Yang Diharapkan
Sambung teks tentang shalat berjamaah dan khutbah mengenai takwa di bawah ini, mulai tepat setelah kalimat terakhirnya.

Teks Latihan
══════

Tapi, dalam pelaksanaan shalat kali ini, sebagian umat Islam terpaksa harus shalat di dekat pagar rumah penduduk, di sela-sela mobil yang sedang parkir. Karena jumlah jamaah yang membludak, sementara lahan kurang memadai.
Shalat yang digelar pukul 07.00 WIB ini diimami Amir Said Matondang dan Najamuddin Ramli bertindak sebagai khatib.
Dalam khutbahnya, Najamuddin mengingatkan bahwa tujuan pelaksanaan puasa Ramadhan adalah untuk membentuk umat Islam menjadi orang yang bertakwa. Ciri orang yang bertakwa itu, terangnya, dalam kesehariannya, secara sadar mampu menghindari kebodohan, aniaya, dan kehancuran diri. Orang yang bertakwa adalah orang yang penuh dengan kehati-hatian.
"Orang yang bertakwa, seperti musafir yang harus berhati-hati agar sampai di tujuan," unkapnya.

══════

Bagian Data

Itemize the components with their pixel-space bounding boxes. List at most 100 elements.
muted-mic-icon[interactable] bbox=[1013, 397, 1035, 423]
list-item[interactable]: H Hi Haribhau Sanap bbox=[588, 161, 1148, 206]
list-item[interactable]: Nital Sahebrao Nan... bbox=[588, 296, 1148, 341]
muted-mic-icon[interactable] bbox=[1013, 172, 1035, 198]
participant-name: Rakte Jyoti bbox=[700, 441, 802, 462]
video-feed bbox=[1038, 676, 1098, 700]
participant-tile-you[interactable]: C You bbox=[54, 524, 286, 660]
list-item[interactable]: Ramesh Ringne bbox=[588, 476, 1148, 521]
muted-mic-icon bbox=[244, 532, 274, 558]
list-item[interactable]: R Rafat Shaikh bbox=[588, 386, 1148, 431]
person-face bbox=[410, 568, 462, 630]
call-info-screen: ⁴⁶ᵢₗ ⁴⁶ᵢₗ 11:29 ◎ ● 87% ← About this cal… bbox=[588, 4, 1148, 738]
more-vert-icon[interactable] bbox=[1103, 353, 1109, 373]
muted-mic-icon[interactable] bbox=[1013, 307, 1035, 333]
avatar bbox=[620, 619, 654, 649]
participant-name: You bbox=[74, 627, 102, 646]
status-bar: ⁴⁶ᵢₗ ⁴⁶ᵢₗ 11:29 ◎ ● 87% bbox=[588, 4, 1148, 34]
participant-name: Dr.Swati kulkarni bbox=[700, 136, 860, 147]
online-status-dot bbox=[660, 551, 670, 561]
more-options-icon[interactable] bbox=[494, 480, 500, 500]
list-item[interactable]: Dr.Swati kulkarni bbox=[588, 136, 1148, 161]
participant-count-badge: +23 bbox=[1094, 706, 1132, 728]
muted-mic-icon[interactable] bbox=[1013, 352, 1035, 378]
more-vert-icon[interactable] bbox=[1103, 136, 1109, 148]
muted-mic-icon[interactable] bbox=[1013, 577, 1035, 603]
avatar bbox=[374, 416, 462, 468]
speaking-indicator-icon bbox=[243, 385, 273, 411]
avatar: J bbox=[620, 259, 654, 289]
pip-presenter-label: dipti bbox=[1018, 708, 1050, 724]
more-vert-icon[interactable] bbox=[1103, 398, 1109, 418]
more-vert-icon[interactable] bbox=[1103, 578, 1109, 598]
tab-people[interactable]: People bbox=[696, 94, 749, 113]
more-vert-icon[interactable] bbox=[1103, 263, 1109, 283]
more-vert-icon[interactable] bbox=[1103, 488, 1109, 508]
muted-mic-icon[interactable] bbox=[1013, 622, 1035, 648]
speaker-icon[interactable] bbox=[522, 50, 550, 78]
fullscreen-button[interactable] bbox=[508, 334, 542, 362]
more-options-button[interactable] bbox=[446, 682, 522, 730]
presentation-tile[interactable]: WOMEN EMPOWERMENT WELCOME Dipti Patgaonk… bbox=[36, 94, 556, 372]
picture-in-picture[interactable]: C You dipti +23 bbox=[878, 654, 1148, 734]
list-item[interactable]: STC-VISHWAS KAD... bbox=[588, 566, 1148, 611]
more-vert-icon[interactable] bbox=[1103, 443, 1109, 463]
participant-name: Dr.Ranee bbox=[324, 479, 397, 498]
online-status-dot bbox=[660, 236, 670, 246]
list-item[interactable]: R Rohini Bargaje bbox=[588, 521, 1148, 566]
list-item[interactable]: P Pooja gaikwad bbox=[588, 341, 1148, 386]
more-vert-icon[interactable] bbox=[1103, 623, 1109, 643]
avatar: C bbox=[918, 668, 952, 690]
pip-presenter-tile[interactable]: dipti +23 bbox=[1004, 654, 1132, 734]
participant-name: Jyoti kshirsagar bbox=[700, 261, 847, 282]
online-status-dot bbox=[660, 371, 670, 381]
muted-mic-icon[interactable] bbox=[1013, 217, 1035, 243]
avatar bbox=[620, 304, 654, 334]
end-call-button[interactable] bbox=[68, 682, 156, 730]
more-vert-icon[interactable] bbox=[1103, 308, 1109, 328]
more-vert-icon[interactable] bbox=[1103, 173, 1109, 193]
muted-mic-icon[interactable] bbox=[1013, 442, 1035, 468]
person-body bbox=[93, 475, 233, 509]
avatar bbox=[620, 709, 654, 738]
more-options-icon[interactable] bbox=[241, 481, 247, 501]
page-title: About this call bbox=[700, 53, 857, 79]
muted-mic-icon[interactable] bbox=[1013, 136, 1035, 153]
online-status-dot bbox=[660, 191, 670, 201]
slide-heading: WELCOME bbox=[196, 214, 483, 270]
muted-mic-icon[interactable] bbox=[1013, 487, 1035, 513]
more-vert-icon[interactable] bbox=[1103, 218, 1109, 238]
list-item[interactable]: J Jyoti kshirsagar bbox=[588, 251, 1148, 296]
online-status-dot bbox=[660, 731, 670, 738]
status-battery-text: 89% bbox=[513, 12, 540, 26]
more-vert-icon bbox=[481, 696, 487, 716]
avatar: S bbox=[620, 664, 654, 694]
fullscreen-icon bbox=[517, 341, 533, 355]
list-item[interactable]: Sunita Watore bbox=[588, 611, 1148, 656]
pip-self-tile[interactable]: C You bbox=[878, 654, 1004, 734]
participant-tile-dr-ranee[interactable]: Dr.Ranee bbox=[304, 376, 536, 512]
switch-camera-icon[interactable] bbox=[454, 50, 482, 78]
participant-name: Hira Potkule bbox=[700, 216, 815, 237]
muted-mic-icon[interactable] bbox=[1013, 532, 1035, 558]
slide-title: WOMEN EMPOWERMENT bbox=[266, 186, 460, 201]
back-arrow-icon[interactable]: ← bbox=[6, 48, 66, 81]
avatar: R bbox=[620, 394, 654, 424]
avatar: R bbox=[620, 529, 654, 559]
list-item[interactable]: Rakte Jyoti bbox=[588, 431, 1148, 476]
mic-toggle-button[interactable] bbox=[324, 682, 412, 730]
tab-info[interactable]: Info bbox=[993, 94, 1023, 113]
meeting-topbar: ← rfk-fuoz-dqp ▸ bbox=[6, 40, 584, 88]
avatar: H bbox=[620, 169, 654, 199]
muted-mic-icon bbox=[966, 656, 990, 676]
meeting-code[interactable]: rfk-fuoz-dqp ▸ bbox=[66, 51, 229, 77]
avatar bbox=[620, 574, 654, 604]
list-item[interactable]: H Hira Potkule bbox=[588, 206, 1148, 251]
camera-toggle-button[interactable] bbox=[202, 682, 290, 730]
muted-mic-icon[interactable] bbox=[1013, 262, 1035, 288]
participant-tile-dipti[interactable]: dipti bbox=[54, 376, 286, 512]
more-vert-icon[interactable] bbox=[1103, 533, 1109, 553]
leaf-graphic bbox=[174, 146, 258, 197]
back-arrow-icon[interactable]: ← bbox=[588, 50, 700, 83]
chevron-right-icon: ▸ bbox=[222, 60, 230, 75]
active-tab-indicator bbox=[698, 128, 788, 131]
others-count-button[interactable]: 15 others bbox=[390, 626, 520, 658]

══════

Hasil
Dalam kesempatan yang sama, mantan ketua PP Pemuda Muhammadiyah ini juga menyoroti soal penduduk Indonesia yang mayoritas muslim, tapi nilai-nilai keislamannya absen dalam kehidupan sehari-hari. Sayangnya, hal ini juga berlaku untuk para elit dan pemimpin negeri ini. Karena nilai-nilai keislaman itu absen, masih katanya, praktik korupsi, kolusi, dan nepotisme masih saja dilakukan.
"Inilah sebuah gambaran bahwa Islam, hanya simbolik. Simbolisasi sangat marak tapi sangat sedikit intisari Islam itu terpraktikkan," ungkapnya.
Di akhir khutbahnya, Najamuddin juga mengajak umat Islam untuk tetap menjaga kekompakan dan persaudaraan sesama umat Islam. Dia mengatakan, perbedaan dalam menentukan 1 Syawal 1432 hijriah hanya persoalan perbedaan hitungan semata.
Sampai turun dari mimbar sekitar pukul 07.50 WIB, tidak ada jamaah yang beringsut dari tempat shalat. Semuanya khusyuk mendengarkan isi khutbah.